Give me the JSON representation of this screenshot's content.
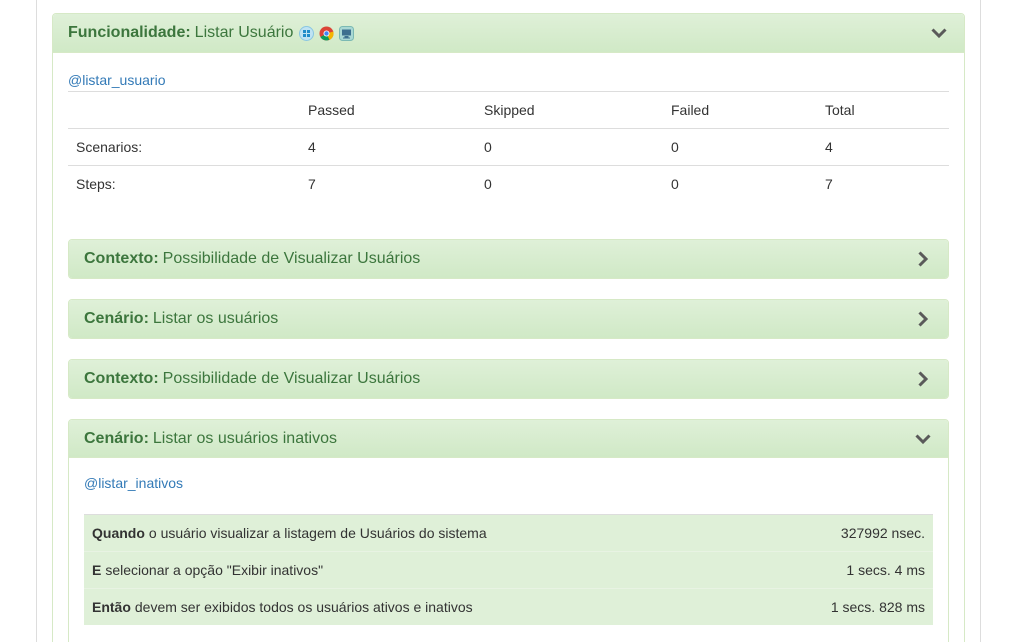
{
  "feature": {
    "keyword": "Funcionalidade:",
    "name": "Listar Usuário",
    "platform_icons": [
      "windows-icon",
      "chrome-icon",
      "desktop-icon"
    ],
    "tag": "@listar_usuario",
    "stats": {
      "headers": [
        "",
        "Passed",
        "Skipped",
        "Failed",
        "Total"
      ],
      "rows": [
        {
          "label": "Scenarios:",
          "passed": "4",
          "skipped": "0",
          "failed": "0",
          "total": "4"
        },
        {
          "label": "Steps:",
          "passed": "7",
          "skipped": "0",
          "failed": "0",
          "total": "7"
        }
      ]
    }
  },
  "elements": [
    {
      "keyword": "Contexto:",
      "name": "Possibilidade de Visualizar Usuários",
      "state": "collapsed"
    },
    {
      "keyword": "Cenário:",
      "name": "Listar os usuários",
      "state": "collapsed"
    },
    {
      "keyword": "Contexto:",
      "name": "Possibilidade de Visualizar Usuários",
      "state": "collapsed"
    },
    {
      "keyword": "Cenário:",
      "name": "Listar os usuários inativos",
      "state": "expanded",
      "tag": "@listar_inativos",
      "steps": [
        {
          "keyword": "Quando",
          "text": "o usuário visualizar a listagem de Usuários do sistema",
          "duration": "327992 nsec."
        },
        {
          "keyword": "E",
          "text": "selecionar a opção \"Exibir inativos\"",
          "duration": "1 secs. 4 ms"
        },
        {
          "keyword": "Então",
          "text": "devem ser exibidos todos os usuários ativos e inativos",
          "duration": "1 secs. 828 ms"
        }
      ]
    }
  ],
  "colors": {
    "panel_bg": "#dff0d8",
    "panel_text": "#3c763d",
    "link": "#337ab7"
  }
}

────────────────

■ Task requirements
Copy every record above exactly as written, but leave out the pictures.

■ Task answer
Give me the JSON representation of this screenshot's content.
{
  "feature": {
    "keyword": "Funcionalidade:",
    "name": "Listar Usuário",
    "platform_icons": [
      "windows-icon",
      "chrome-icon",
      "desktop-icon"
    ],
    "tag": "@listar_usuario",
    "stats": {
      "headers": [
        "",
        "Passed",
        "Skipped",
        "Failed",
        "Total"
      ],
      "rows": [
        {
          "label": "Scenarios:",
          "passed": "4",
          "skipped": "0",
          "failed": "0",
          "total": "4"
        },
        {
          "label": "Steps:",
          "passed": "7",
          "skipped": "0",
          "failed": "0",
          "total": "7"
        }
      ]
    }
  },
  "elements": [
    {
      "keyword": "Contexto:",
      "name": "Possibilidade de Visualizar Usuários",
      "state": "collapsed"
    },
    {
      "keyword": "Cenário:",
      "name": "Listar os usuários",
      "state": "collapsed"
    },
    {
      "keyword": "Contexto:",
      "name": "Possibilidade de Visualizar Usuários",
      "state": "collapsed"
    },
    {
      "keyword": "Cenário:",
      "name": "Listar os usuários inativos",
      "state": "expanded",
      "tag": "@listar_inativos",
      "steps": [
        {
          "keyword": "Quando",
          "text": "o usuário visualizar a listagem de Usuários do sistema",
          "duration": "327992 nsec."
        },
        {
          "keyword": "E",
          "text": "selecionar a opção \"Exibir inativos\"",
          "duration": "1 secs. 4 ms"
        },
        {
          "keyword": "Então",
          "text": "devem ser exibidos todos os usuários ativos e inativos",
          "duration": "1 secs. 828 ms"
        }
      ]
    }
  ],
  "colors": {
    "panel_bg": "#dff0d8",
    "panel_text": "#3c763d",
    "link": "#337ab7"
  }
}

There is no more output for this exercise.